**EXERCISE TASK**: Check each line of the listing, and copy it if it contains the word "year".

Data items

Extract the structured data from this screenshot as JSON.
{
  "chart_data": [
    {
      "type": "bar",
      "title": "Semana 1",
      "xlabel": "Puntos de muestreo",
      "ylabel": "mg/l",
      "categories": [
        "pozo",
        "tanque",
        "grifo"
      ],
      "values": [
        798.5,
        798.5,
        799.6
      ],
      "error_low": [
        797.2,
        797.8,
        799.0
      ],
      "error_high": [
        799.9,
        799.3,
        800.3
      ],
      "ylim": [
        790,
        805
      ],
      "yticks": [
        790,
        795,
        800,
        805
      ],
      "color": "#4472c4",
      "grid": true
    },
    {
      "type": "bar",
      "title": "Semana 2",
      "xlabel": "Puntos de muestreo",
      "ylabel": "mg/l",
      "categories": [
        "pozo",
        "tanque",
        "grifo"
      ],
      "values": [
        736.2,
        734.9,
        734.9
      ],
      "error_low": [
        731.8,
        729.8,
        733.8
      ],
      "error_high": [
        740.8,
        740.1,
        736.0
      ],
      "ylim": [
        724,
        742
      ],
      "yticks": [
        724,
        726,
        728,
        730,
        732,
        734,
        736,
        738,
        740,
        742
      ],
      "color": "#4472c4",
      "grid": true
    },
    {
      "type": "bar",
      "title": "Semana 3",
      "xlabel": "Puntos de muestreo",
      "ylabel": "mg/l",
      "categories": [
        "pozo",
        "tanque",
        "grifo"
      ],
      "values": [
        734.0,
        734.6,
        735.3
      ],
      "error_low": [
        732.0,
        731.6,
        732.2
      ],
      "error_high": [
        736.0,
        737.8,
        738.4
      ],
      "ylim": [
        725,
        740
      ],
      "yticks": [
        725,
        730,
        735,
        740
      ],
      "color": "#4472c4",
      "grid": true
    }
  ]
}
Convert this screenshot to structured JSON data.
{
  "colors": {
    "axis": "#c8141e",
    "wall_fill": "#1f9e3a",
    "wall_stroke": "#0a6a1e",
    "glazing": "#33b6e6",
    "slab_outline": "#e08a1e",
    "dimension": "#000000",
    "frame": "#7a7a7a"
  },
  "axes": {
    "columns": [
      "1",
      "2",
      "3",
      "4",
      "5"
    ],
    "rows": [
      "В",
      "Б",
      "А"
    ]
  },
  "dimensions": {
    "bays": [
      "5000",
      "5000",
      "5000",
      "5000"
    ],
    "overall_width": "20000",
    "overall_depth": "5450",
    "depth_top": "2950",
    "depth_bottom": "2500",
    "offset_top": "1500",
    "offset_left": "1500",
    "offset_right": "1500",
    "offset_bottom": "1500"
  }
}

* * *

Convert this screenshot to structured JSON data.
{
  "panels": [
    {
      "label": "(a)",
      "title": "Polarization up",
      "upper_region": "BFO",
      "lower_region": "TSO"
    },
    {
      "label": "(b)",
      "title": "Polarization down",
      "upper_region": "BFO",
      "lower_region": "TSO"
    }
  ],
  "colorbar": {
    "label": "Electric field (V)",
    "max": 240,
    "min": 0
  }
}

---

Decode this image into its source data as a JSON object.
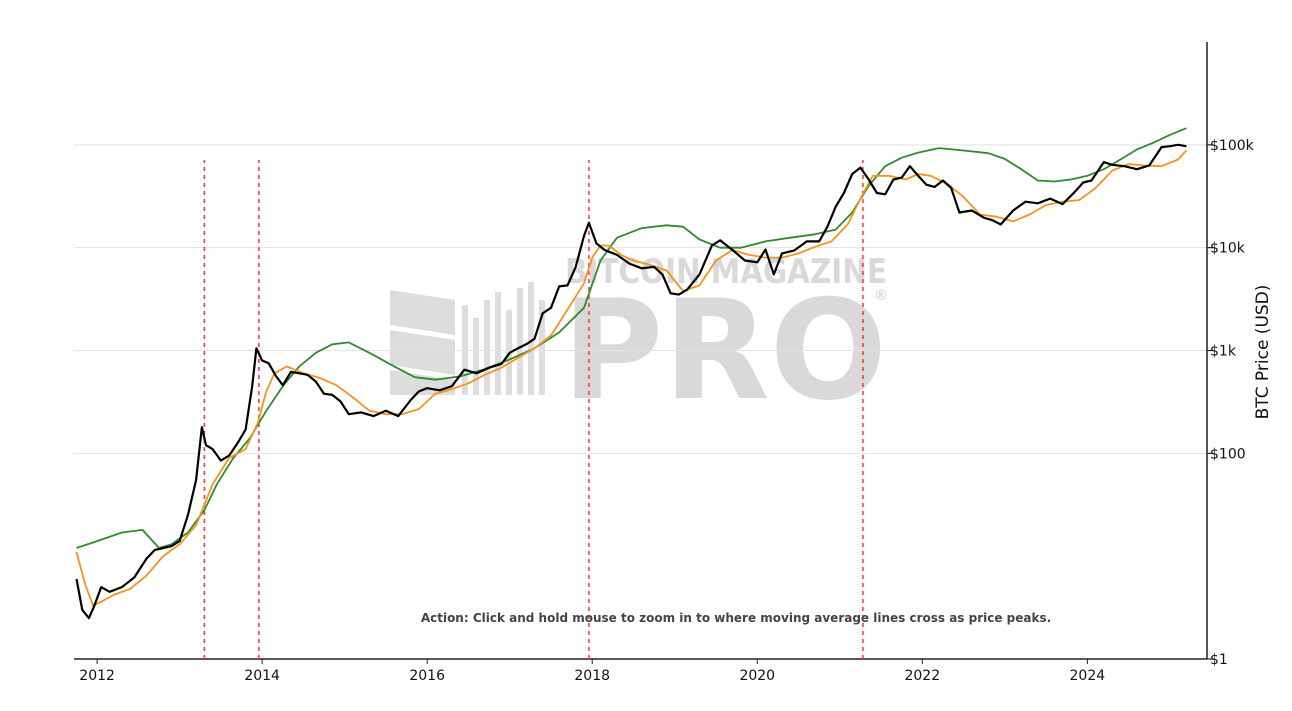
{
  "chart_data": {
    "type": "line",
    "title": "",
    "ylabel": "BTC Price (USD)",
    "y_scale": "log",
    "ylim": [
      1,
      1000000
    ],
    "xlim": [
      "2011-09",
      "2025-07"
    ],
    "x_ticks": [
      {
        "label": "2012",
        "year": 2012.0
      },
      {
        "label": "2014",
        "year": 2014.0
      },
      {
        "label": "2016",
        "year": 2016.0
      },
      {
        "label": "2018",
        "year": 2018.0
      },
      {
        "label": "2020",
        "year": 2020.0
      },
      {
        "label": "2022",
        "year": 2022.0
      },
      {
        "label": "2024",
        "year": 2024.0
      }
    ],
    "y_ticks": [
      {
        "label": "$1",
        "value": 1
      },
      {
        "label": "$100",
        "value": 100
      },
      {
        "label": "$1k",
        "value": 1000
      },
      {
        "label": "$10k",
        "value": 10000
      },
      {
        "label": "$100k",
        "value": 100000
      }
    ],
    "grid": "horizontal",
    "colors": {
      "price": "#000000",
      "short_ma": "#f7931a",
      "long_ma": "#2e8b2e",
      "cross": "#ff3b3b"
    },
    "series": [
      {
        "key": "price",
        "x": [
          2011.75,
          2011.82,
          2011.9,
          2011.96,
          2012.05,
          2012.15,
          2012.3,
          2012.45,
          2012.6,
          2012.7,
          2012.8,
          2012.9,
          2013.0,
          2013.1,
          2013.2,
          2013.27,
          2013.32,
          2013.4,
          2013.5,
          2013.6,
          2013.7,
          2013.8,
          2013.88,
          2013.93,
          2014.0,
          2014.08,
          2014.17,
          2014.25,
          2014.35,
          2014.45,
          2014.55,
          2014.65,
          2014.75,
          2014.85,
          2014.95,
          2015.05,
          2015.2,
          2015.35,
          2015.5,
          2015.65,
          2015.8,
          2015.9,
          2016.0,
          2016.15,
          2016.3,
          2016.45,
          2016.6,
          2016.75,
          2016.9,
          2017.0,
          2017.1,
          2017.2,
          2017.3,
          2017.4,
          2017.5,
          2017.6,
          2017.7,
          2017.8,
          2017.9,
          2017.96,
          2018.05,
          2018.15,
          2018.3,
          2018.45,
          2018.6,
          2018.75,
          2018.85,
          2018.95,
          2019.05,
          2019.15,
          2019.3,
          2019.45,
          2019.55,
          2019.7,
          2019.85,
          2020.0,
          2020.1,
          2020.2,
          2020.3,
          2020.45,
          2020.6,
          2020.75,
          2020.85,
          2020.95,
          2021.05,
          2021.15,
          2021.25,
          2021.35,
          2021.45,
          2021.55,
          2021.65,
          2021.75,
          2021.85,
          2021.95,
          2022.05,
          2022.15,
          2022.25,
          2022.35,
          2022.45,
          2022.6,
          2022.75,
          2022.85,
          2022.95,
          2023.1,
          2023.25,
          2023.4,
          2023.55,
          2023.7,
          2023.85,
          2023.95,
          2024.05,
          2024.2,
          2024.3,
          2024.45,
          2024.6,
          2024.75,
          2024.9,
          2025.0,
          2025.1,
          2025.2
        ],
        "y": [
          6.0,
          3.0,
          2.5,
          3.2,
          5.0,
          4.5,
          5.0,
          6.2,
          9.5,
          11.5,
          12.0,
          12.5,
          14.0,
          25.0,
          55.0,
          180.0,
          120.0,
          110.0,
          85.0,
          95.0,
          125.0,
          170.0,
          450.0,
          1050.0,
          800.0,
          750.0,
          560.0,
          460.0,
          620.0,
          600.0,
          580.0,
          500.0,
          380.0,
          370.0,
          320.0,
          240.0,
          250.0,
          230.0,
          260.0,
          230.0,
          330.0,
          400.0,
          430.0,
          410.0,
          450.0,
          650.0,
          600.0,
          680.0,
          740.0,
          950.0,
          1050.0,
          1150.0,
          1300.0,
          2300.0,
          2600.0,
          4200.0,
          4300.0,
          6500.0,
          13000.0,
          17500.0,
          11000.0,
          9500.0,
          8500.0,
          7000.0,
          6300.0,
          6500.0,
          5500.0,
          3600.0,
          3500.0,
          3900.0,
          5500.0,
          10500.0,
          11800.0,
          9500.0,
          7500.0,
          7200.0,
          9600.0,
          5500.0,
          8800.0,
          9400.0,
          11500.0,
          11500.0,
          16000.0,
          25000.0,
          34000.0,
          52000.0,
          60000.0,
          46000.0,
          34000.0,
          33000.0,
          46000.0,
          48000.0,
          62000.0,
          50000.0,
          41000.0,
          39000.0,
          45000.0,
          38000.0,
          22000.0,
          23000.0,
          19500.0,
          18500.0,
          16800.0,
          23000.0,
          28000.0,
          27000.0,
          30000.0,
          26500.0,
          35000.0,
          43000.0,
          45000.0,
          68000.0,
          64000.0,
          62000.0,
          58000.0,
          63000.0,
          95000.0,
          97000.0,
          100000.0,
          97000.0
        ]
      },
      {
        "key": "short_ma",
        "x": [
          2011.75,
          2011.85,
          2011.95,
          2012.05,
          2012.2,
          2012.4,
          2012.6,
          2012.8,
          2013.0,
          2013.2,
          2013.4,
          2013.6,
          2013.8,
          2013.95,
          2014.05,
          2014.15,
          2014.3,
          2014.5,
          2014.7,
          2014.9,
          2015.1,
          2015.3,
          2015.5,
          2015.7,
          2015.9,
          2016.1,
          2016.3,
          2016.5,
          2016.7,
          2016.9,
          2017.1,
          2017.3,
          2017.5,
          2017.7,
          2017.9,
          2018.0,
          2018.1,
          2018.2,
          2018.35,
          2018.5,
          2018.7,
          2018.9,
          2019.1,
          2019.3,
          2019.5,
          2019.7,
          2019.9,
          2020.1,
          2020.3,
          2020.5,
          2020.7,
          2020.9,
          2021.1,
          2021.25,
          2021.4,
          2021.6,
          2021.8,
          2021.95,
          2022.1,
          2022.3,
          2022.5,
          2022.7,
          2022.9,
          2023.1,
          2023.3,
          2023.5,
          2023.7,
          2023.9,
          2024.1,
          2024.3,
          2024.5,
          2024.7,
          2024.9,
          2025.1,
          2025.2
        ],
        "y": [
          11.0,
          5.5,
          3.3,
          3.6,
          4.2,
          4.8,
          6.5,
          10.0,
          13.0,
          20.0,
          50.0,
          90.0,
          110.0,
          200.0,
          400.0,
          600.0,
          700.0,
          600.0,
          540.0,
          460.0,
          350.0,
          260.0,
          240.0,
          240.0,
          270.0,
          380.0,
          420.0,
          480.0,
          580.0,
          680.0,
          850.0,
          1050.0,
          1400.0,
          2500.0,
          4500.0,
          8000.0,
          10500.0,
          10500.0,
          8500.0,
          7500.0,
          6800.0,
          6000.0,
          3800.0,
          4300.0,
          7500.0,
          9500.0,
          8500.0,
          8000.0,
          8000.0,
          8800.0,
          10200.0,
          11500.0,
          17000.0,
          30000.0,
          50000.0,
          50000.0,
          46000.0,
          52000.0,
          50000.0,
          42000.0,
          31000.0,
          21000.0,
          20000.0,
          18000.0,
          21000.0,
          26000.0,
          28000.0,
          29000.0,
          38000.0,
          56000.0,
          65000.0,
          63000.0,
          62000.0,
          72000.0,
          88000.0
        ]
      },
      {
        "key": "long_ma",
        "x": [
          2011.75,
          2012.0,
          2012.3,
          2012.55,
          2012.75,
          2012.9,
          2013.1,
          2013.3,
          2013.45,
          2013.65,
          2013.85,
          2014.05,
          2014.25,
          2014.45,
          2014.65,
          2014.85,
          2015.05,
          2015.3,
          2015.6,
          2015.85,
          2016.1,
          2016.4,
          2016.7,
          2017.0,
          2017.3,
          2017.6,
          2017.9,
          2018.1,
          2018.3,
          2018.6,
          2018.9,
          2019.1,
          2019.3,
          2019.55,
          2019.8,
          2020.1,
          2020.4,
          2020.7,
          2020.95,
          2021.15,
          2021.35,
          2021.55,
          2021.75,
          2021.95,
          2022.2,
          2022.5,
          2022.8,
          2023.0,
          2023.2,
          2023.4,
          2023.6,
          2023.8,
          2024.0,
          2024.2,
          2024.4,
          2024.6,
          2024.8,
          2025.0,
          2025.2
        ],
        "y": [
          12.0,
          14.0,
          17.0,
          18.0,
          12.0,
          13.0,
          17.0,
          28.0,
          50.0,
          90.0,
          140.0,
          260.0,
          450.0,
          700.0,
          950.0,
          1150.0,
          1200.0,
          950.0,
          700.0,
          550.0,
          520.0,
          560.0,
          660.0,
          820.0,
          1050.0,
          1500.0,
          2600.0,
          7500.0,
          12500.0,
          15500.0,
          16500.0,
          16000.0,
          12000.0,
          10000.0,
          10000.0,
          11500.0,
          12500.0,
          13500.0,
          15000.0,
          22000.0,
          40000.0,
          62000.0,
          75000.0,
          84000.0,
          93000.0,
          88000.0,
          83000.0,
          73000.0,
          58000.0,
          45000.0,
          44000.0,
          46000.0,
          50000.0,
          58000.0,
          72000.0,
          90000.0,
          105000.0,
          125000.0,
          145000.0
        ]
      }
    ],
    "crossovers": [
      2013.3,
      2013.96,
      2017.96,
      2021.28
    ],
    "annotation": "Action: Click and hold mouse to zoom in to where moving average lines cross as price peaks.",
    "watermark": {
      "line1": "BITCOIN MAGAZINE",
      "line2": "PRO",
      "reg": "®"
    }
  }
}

**COMPLETE ANSWER**:
        "year": 2012.0
        "year": 2014.0
        "year": 2016.0
        "year": 2018.0
        "year": 2020.0
        "year": 2022.0
        "year": 2024.0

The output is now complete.